◆ What to work on: Assemble all lines in which the string "SINK" appears.
──────── Data to use ────────
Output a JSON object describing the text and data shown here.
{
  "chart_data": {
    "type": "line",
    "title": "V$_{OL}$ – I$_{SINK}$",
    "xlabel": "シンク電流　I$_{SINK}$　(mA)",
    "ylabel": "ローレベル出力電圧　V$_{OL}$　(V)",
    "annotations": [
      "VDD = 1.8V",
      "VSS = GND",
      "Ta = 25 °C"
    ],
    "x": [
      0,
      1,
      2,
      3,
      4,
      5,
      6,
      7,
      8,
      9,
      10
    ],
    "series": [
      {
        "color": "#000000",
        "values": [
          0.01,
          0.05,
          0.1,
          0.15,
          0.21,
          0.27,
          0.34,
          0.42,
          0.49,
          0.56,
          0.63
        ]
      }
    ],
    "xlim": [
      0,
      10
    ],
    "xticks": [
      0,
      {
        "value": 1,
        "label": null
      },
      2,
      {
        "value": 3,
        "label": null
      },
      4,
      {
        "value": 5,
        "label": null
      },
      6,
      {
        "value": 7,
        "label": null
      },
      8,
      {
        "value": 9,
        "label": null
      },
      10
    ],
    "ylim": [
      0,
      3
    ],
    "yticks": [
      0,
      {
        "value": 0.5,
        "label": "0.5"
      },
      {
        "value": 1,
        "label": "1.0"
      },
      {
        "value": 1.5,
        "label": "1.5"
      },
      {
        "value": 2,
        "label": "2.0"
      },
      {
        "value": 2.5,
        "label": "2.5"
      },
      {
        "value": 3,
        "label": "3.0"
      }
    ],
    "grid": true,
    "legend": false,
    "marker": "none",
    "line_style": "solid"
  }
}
────────
──────── Data to use ────────
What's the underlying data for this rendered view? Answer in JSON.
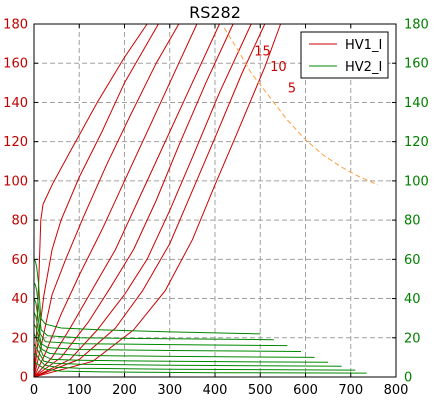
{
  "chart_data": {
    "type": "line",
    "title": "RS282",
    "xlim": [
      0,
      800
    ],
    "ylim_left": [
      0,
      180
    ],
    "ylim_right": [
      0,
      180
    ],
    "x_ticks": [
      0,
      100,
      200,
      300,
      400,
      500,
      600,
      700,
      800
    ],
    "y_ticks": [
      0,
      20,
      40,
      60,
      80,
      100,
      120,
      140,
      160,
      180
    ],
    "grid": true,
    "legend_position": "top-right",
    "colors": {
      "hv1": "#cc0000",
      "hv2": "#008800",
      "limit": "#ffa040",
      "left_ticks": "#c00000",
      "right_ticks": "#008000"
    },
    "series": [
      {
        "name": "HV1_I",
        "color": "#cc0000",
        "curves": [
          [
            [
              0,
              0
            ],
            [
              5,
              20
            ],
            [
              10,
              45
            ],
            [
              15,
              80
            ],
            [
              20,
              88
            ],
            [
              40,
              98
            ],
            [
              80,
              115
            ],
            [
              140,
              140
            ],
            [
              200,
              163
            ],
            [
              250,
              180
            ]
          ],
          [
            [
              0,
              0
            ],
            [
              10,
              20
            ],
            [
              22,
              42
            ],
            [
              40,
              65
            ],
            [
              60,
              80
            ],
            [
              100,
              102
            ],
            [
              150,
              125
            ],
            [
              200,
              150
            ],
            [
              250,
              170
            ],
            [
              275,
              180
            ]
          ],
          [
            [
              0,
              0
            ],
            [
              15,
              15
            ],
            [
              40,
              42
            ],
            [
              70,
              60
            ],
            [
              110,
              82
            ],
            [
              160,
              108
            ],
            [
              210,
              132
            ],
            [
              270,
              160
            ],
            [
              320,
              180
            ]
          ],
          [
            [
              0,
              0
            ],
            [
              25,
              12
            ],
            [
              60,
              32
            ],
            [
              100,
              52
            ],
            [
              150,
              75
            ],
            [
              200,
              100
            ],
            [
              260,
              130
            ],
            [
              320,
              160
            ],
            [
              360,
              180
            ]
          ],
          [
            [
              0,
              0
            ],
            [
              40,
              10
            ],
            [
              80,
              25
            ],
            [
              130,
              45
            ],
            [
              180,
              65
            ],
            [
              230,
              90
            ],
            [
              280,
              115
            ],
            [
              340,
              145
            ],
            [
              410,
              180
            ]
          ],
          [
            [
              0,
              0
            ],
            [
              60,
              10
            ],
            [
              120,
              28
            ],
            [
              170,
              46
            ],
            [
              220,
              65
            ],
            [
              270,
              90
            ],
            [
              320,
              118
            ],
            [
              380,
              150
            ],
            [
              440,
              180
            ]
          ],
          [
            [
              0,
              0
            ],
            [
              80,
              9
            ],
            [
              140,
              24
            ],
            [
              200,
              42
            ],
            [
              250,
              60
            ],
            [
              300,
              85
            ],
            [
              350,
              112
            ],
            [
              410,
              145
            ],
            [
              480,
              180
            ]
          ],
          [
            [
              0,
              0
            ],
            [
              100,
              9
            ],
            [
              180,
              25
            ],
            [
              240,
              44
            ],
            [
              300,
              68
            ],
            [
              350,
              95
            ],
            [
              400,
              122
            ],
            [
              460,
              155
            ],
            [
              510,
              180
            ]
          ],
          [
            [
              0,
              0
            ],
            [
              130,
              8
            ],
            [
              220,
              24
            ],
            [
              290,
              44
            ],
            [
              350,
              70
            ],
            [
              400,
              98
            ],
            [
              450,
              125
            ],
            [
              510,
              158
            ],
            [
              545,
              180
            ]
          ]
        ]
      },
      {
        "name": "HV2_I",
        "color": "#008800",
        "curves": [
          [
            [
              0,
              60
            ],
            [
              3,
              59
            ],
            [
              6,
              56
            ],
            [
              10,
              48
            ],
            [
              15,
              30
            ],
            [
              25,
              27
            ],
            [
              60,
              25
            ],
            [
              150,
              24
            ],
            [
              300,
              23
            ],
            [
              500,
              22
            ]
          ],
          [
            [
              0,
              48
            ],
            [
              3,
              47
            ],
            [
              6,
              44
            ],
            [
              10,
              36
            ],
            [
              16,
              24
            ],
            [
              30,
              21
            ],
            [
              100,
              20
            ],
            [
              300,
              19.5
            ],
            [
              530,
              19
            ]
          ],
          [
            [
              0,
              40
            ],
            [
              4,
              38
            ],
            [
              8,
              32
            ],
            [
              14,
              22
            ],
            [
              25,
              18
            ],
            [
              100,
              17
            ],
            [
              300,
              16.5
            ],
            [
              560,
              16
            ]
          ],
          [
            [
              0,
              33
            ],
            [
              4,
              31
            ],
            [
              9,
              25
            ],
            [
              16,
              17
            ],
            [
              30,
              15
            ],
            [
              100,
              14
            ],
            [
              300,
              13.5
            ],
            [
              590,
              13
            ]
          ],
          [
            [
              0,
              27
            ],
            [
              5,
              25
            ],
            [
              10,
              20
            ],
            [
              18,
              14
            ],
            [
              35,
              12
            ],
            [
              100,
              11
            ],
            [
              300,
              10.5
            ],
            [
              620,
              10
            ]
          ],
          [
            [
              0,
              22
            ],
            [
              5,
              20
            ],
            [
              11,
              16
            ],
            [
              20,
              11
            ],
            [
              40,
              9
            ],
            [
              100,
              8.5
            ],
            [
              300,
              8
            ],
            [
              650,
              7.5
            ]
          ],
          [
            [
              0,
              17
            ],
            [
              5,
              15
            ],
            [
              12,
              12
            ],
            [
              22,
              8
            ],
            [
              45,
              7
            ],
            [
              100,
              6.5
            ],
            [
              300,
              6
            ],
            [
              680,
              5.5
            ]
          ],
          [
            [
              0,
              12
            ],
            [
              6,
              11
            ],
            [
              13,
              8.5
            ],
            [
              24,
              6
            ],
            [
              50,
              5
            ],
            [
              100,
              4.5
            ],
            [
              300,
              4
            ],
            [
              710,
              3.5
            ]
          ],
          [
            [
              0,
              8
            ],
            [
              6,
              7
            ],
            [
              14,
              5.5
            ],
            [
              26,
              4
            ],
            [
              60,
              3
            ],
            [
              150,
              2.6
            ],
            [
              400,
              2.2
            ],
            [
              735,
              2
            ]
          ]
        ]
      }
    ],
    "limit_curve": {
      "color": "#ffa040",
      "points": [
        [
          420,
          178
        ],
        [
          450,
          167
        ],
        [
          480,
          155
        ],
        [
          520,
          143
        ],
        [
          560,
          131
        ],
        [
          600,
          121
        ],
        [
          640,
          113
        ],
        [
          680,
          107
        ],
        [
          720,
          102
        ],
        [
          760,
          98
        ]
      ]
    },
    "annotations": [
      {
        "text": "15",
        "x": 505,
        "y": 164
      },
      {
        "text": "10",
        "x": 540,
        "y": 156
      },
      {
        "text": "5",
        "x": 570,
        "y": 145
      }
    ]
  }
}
────────
──────── Data to use ────────
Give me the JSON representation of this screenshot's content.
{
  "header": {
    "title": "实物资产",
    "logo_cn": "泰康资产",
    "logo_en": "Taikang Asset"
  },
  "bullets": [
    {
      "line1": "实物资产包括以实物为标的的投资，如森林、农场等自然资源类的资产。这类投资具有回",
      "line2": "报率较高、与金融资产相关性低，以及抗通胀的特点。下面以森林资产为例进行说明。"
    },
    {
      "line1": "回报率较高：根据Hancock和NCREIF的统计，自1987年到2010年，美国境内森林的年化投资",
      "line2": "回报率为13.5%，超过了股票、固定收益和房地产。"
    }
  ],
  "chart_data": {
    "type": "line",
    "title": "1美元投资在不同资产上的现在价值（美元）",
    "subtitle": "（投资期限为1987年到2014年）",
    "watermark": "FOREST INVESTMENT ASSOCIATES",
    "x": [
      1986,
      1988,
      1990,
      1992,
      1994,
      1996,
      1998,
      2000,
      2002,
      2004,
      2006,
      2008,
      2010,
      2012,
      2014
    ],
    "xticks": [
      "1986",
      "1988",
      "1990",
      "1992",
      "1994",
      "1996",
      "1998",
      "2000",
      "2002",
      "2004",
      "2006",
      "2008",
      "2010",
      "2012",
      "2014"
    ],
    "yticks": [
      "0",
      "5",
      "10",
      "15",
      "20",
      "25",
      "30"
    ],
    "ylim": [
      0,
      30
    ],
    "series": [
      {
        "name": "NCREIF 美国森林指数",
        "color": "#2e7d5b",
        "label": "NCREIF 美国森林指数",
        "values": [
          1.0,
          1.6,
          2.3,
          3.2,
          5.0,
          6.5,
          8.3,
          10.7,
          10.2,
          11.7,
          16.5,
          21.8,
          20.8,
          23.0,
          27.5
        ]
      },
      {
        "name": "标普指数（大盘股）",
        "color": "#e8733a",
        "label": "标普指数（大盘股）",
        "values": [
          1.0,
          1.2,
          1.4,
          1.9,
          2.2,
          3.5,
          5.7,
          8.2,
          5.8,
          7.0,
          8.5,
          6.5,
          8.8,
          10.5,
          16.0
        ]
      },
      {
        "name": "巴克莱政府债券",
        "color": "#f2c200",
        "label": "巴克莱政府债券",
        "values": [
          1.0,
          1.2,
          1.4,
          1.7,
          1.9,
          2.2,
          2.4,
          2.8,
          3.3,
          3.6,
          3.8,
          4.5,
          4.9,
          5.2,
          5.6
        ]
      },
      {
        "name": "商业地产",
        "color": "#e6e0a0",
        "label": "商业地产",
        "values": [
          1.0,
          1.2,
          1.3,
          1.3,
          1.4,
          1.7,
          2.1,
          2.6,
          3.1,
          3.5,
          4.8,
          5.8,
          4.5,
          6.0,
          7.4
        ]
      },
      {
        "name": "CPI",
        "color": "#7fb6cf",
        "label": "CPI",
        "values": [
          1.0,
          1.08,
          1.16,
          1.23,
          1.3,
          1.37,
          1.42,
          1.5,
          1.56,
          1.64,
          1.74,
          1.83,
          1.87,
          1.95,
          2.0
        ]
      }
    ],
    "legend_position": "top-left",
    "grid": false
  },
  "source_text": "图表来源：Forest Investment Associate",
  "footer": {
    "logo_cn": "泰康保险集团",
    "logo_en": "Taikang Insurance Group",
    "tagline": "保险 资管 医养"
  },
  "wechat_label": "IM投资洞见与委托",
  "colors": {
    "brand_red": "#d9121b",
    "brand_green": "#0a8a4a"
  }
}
────────
◆ Answer to this exercise:
    "title": "V$_{OL}$ – I$_{SINK}$",
    "xlabel": "シンク電流　I$_{SINK}$　(mA)",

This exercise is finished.